→ What is asked:
Locate the word "发行人及全体董事" in the material, then show every line that holds it.

···

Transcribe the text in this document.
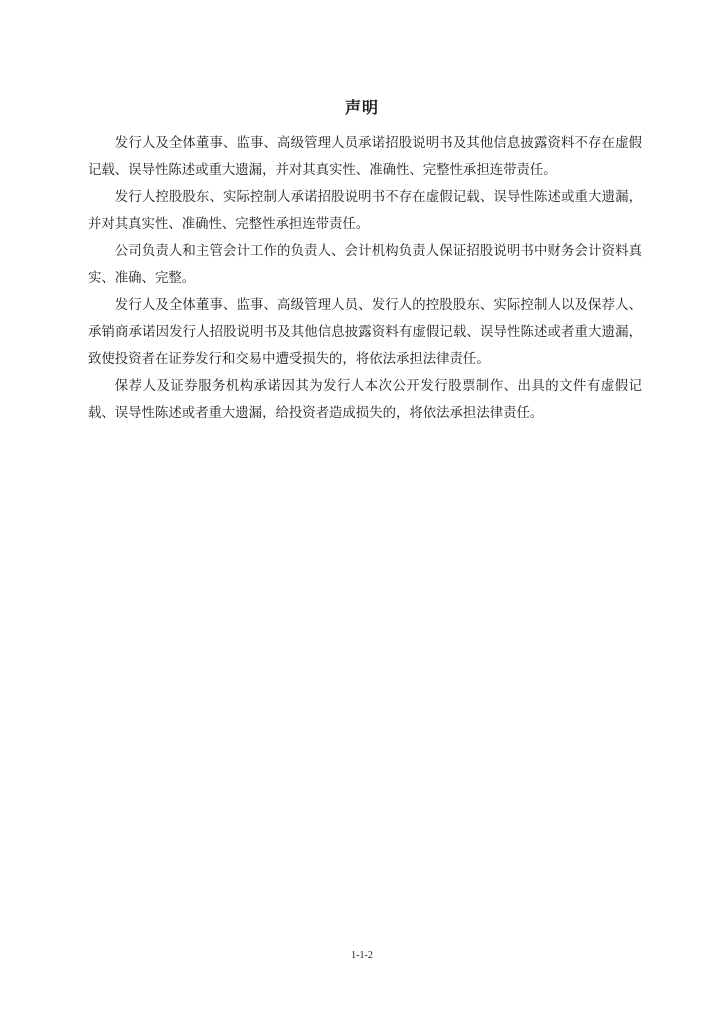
声明

发行人及全体董事、监事、高级管理人员承诺招股说明书及其他信息披露资料不存在虚假记载、误导性陈述或重大遗漏，并对其真实性、准确性、完整性承担连带责任。

发行人控股股东、实际控制人承诺招股说明书不存在虚假记载、误导性陈述或重大遗漏，并对其真实性、准确性、完整性承担连带责任。

公司负责人和主管会计工作的负责人、会计机构负责人保证招股说明书中财务会计资料真实、准确、完整。

发行人及全体董事、监事、高级管理人员、发行人的控股股东、实际控制人以及保荐人、承销商承诺因发行人招股说明书及其他信息披露资料有虚假记载、误导性陈述或者重大遗漏，致使投资者在证券发行和交易中遭受损失的，将依法承担法律责任。

保荐人及证券服务机构承诺因其为发行人本次公开发行股票制作、出具的文件有虚假记载、误导性陈述或者重大遗漏，给投资者造成损失的，将依法承担法律责任。

1-1-2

···

→ The reply:
发行人及全体董事、监事、高级管理人员承诺招股说明书及其他信息披露资料不存在虚假记载、误导性陈述或重大遗漏，并对其真实性、准确性、完整性承担连带责任。
发行人及全体董事、监事、高级管理人员、发行人的控股股东、实际控制人以及保荐人、承销商承诺因发行人招股说明书及其他信息披露资料有虚假记载、误导性陈述或者重大遗漏，致使投资者在证券发行和交易中遭受损失的，将依法承担法律责任。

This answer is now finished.